Requirements:
Locate "Give me a plain-text" in the records below, then copy its line and every following line exactly, without the pictures.

Records provided:
- - -
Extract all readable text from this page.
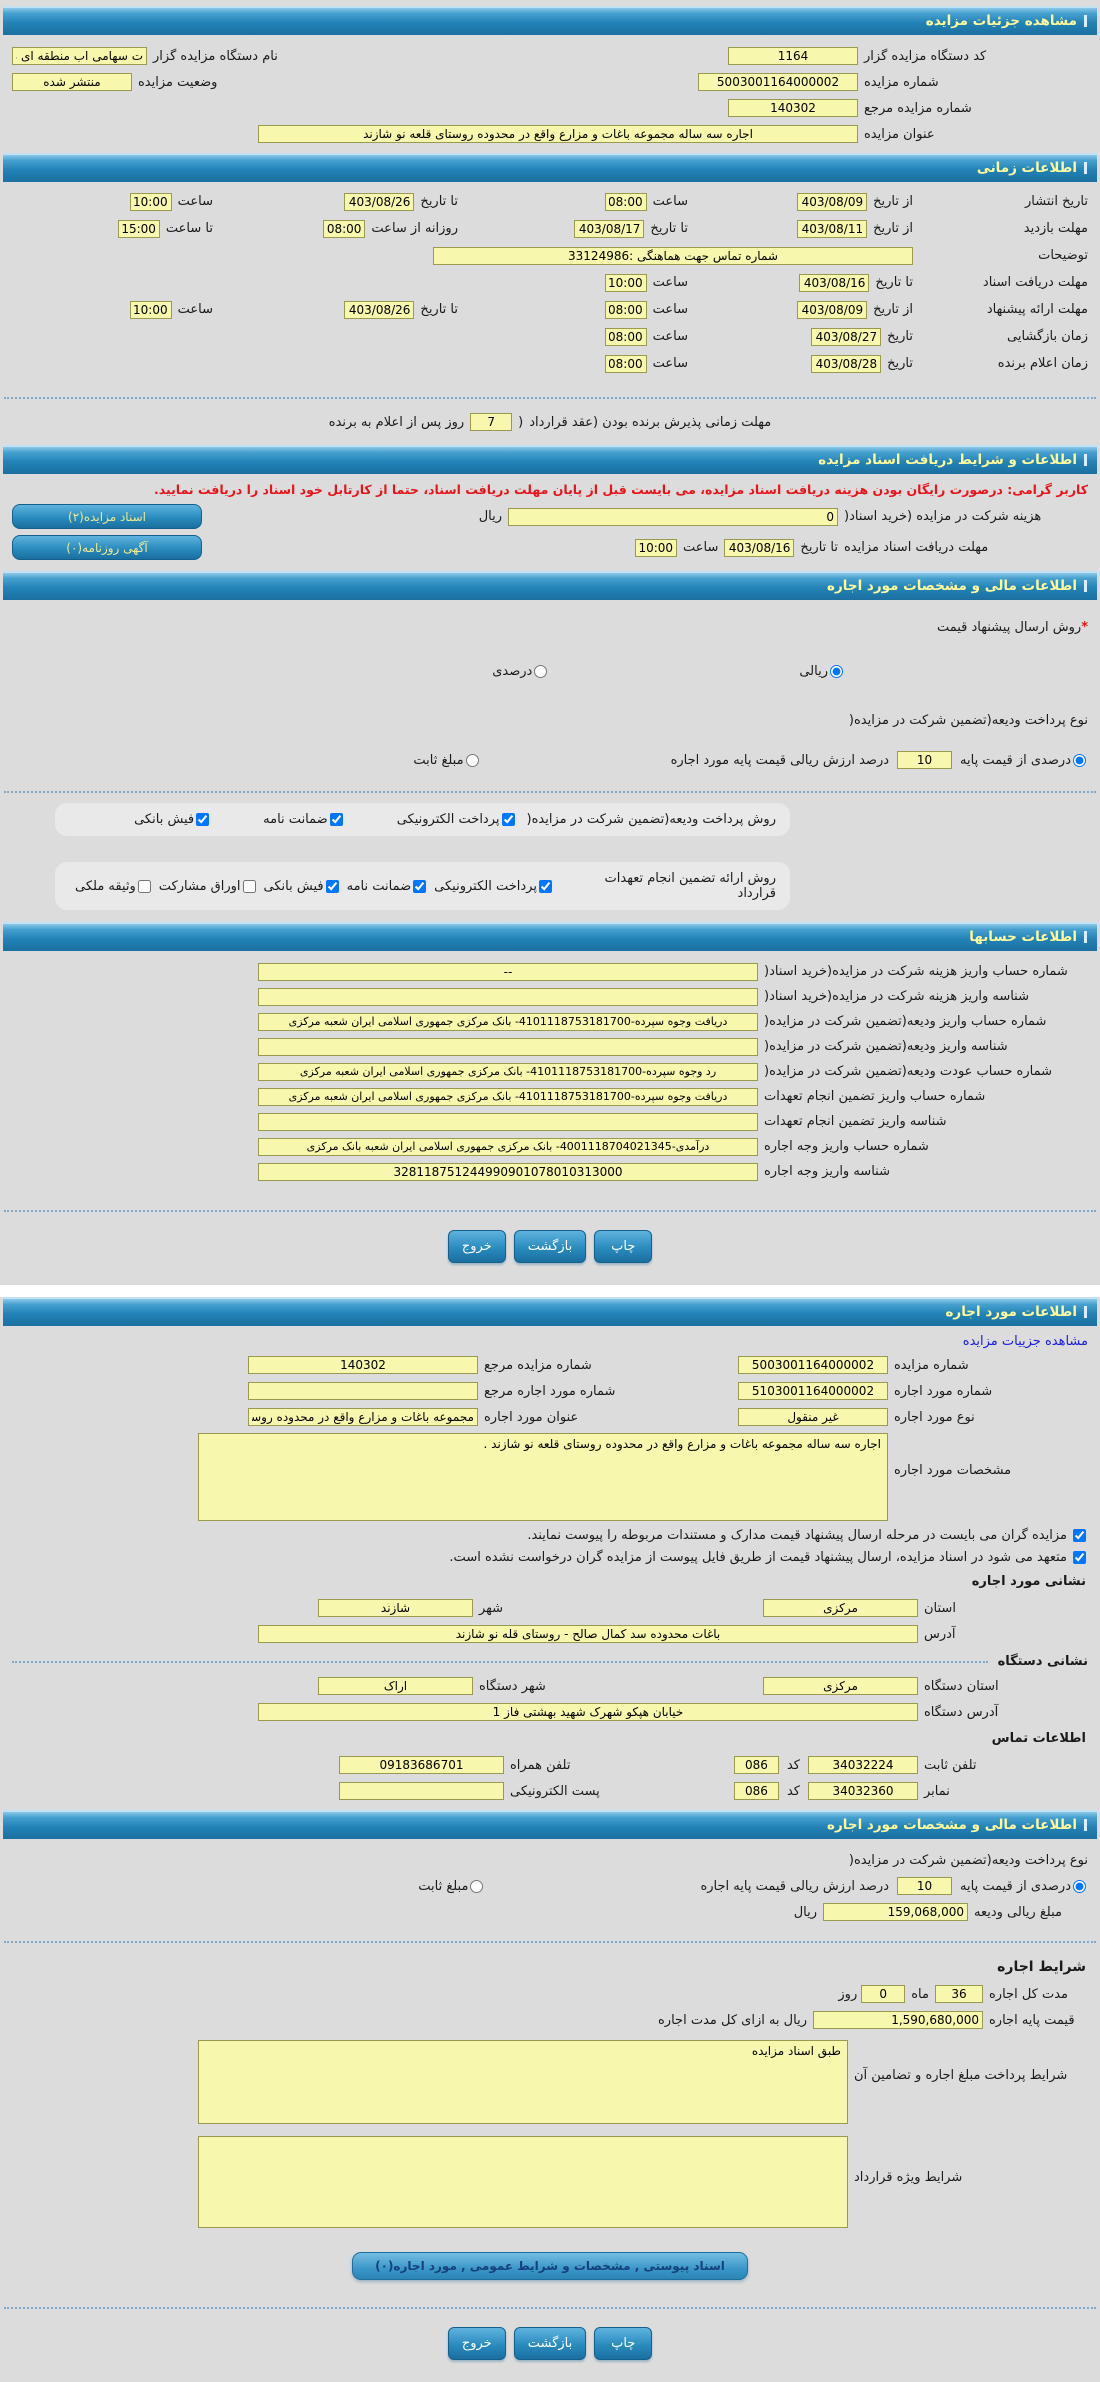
مشاهده جزئیات مزایده
کد دستگاه مزایده گزار
1164
نام دستگاه مزایده گزار
ت سهامی اب منطقه ای م
شماره مزایده
5003001164000002
وضعیت مزایده
منتشر شده
شماره مزایده مرجع
140302
عنوان مزایده
اجاره سه ساله مجموعه باغات و مزارع واقع در محدوده روستای قلعه نو شازند
اطلاعات زمانی
تاریخ انتشار
از تاریخ
1403/08/09
ساعت
08:00
تا تاریخ
1403/08/26
ساعت
10:00
مهلت بازدید
از تاریخ
1403/08/11
تا تاریخ
1403/08/17
روزانه از ساعت
08:00
تا ساعت
15:00
توضیحات
شماره تماس جهت هماهنگی :33124986
مهلت دریافت اسناد
تا تاریخ
1403/08/16
ساعت
10:00
مهلت ارائه پیشنهاد
از تاریخ
1403/08/09
ساعت
08:00
تا تاریخ
1403/08/26
ساعت
10:00
زمان بازگشایی
تاریخ
1403/08/27
ساعت
08:00
زمان اعلام برنده
تاریخ
1403/08/28
ساعت
08:00
مهلت زمانی پذیرش برنده بودن (عقد قرارداد
(
7
روز پس از اعلام به برنده
اطلاعات و شرایط دریافت اسناد مزایده
کاربر گرامی: درصورت رایگان بودن هزینه دریافت اسناد مزایده، می بایست قبل از پایان مهلت دریافت اسناد، حتما از کارتابل خود اسناد را دریافت نمایید.
هزینه شرکت در مزایده (خرید اسناد(
0
ریال
اسناد مزایده(۲)
مهلت دریافت اسناد مزایده
تا تاریخ
1403/08/16
ساعت
10:00
آگهی روزنامه(۰)
اطلاعات مالی و مشخصات مورد اجاره
*
روش ارسال پیشنهاد قیمت
ریالی
درصدی
نوع پرداخت ودیعه(تضمین شرکت در مزایده(
درصدی از قیمت پایه
10
درصد ارزش ریالی قیمت پایه مورد اجاره
مبلغ ثابت
روش پرداخت ودیعه(تضمین شرکت در مزایده(
پرداخت الکترونیکی
ضمانت نامه
فیش بانکی
روش ارائه تضمین انجام تعهدات قرارداد
پرداخت الکترونیکی
ضمانت نامه
فیش بانکی
اوراق مشارکت
وثیقه ملکی
اطلاعات حسابها
شماره حساب واریز هزینه شرکت در مزایده(خرید اسناد(
--
شناسه واریز هزینه شرکت در مزایده(خرید اسناد(
شماره حساب واریز ودیعه(تضمین شرکت در مزایده(
دریافت وجوه سپرده-4101118753181700- بانک مرکزی جمهوری اسلامی ایران شعبه مرکزی
شناسه واریز ودیعه(تضمین شرکت در مزایده(
شماره حساب عودت ودیعه(تضمین شرکت در مزایده(
رد وجوه سپرده-4101118753181700- بانک مرکزی جمهوری اسلامی ایران شعبه مرکزی
شماره حساب واریز تضمین انجام تعهدات
دریافت وجوه سپرده-4101118753181700- بانک مرکزی جمهوری اسلامی ایران شعبه مرکزی
شناسه واریز تضمین انجام تعهدات
شماره حساب واریز وجه اجاره
درآمدی-4001118704021345- بانک مرکزی جمهوری اسلامی ایران شعبه بانک مرکزی
شناسه واریز وجه اجاره
328118751244990901078010313000
چاپ
بازگشت
خروج
اطلاعات مورد اجاره
مشاهده جزییات مزایده
شماره مزایده
5003001164000002
شماره مزایده مرجع
140302
شماره مورد اجاره
5103001164000002
شماره مورد اجاره مرجع
نوع مورد اجاره
غیر منقول
عنوان مورد اجاره
مجموعه باغات و مزارع واقع در محدوده روستای
مشخصات مورد اجاره
اجاره سه ساله مجموعه باغات و مزارع واقع در محدوده روستای قلعه نو شازند .
مزایده گران می بایست در مرحله ارسال پیشنهاد قیمت مدارک و مستندات مربوطه را پیوست نمایند.
متعهد می شود در اسناد مزایده، ارسال پیشنهاد قیمت از طریق فایل پیوست از مزایده گران درخواست نشده است.
نشانی مورد اجاره
استان
مرکزی
شهر
شازند
آدرس
باغات محدوده سد کمال صالح - روستای قله نو شازند
نشانی دستگاه
استان دستگاه
مرکزی
شهر دستگاه
اراک
آدرس دستگاه
خیابان هپکو شهرک شهید بهشتی فاز 1
اطلاعات تماس
تلفن ثابت
34032224
کد
086
تلفن همراه
09183686701
نمابر
34032360
کد
086
پست الکترونیکی
اطلاعات مالی و مشخصات مورد اجاره
نوع پرداخت ودیعه(تضمین شرکت در مزایده(
درصدی از قیمت پایه
10
درصد ارزش ریالی قیمت پایه اجاره
مبلغ ثابت
مبلغ ریالی ودیعه
159,068,000
ریال
شرایط اجاره
مدت کل اجاره
36
ماه
0
روز
قیمت پایه اجاره
1,590,680,000
ریال به ازای کل مدت اجاره
شرایط پرداخت مبلغ اجاره و تضامین آن
طبق اسناد مزایده
شرایط ویژه قرارداد
اسناد پیوستی , مشخصات و شرایط عمومی , مورد اجاره(۰)
چاپ
بازگشت
خروج
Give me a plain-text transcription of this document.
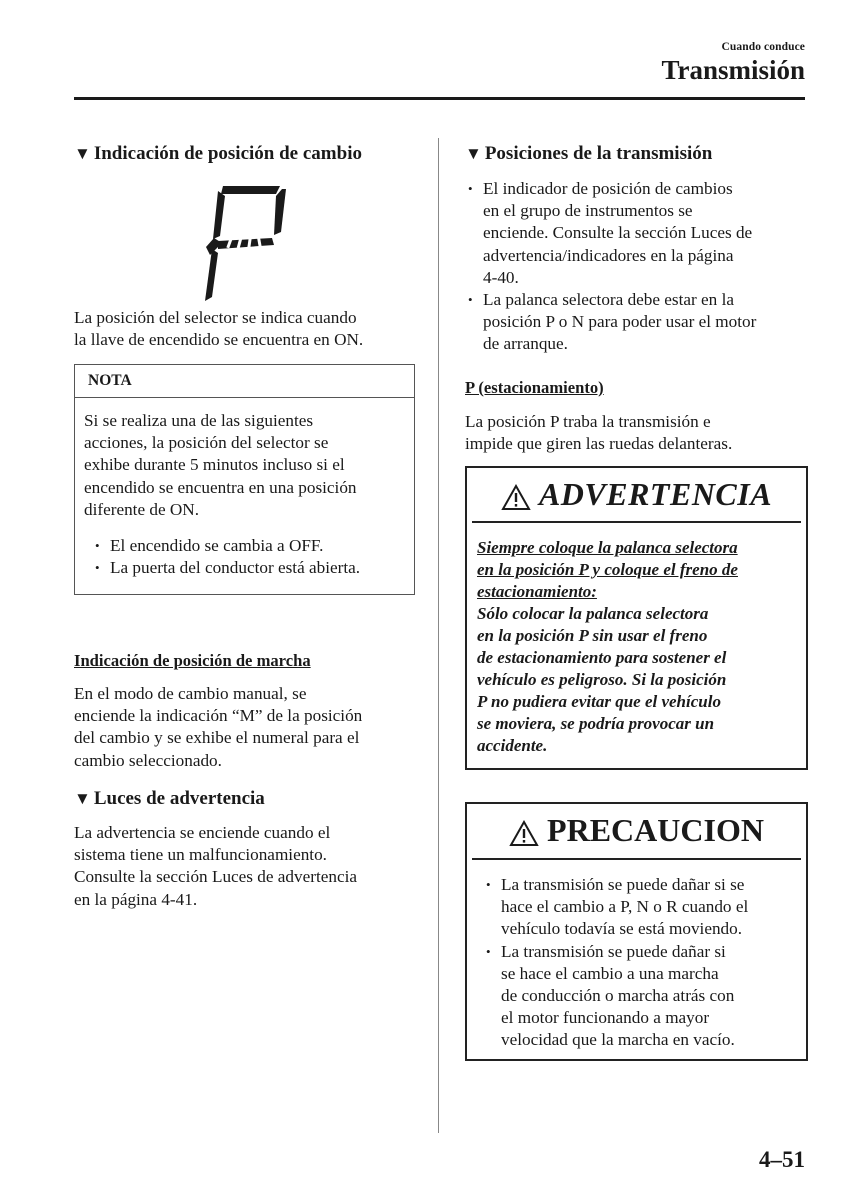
Cuando conduce
Transmisión
▼ Indicación de posición de cambio
La posición del selector se indica cuando
la llave de encendido se encuentra en ON.
NOTA
Si se realiza una de las siguientes
acciones, la posición del selector se
exhibe durante 5 minutos incluso si el
encendido se encuentra en una posición
diferente de ON.
• El encendido se cambia a OFF.
• La puerta del conductor está abierta.
Indicación de posición de marcha
En el modo de cambio manual, se
enciende la indicación “M” de la posición
del cambio y se exhibe el numeral para el
cambio seleccionado.
▼ Luces de advertencia
La advertencia se enciende cuando el
sistema tiene un malfuncionamiento.
Consulte la sección Luces de advertencia
en la página 4-41.
▼ Posiciones de la transmisión
• El indicador de posición de cambios
en el grupo de instrumentos se
enciende. Consulte la sección Luces de
advertencia/indicadores en la página
4-40.
• La palanca selectora debe estar en la
posición P o N para poder usar el motor
de arranque.
P (estacionamiento)
La posición P traba la transmisión e
impide que giren las ruedas delanteras.
ADVERTENCIA
Siempre coloque la palanca selectora
en la posición P y coloque el freno de
estacionamiento:
Sólo colocar la palanca selectora
en la posición P sin usar el freno
de estacionamiento para sostener el
vehículo es peligroso. Si la posición
P no pudiera evitar que el vehículo
se moviera, se podría provocar un
accidente.
PRECAUCION
• La transmisión se puede dañar si se
hace el cambio a P, N o R cuando el
vehículo todavía se está moviendo.
• La transmisión se puede dañar si
se hace el cambio a una marcha
de conducción o marcha atrás con
el motor funcionando a mayor
velocidad que la marcha en vacío.
4–51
- - -
Solution for this task:
Give me a plain-text transcription of this document.
Cuando conduce
Transmisión
▼ Indicación de posición de cambio
La posición del selector se indica cuando
la llave de encendido se encuentra en ON.
NOTA
Si se realiza una de las siguientes
acciones, la posición del selector se
exhibe durante 5 minutos incluso si el
encendido se encuentra en una posición
diferente de ON.
• El encendido se cambia a OFF.
• La puerta del conductor está abierta.
Indicación de posición de marcha
En el modo de cambio manual, se
enciende la indicación “M” de la posición
del cambio y se exhibe el numeral para el
cambio seleccionado.
▼ Luces de advertencia
La advertencia se enciende cuando el
sistema tiene un malfuncionamiento.
Consulte la sección Luces de advertencia
en la página 4-41.
▼ Posiciones de la transmisión
• El indicador de posición de cambios
en el grupo de instrumentos se
enciende. Consulte la sección Luces de
advertencia/indicadores en la página
4-40.
• La palanca selectora debe estar en la
posición P o N para poder usar el motor
de arranque.
P (estacionamiento)
La posición P traba la transmisión e
impide que giren las ruedas delanteras.
ADVERTENCIA
Siempre coloque la palanca selectora
en la posición P y coloque el freno de
estacionamiento:
Sólo colocar la palanca selectora
en la posición P sin usar el freno
de estacionamiento para sostener el
vehículo es peligroso. Si la posición
P no pudiera evitar que el vehículo
se moviera, se podría provocar un
accidente.
PRECAUCION
• La transmisión se puede dañar si se
hace el cambio a P, N o R cuando el
vehículo todavía se está moviendo.
• La transmisión se puede dañar si
se hace el cambio a una marcha
de conducción o marcha atrás con
el motor funcionando a mayor
velocidad que la marcha en vacío.
4–51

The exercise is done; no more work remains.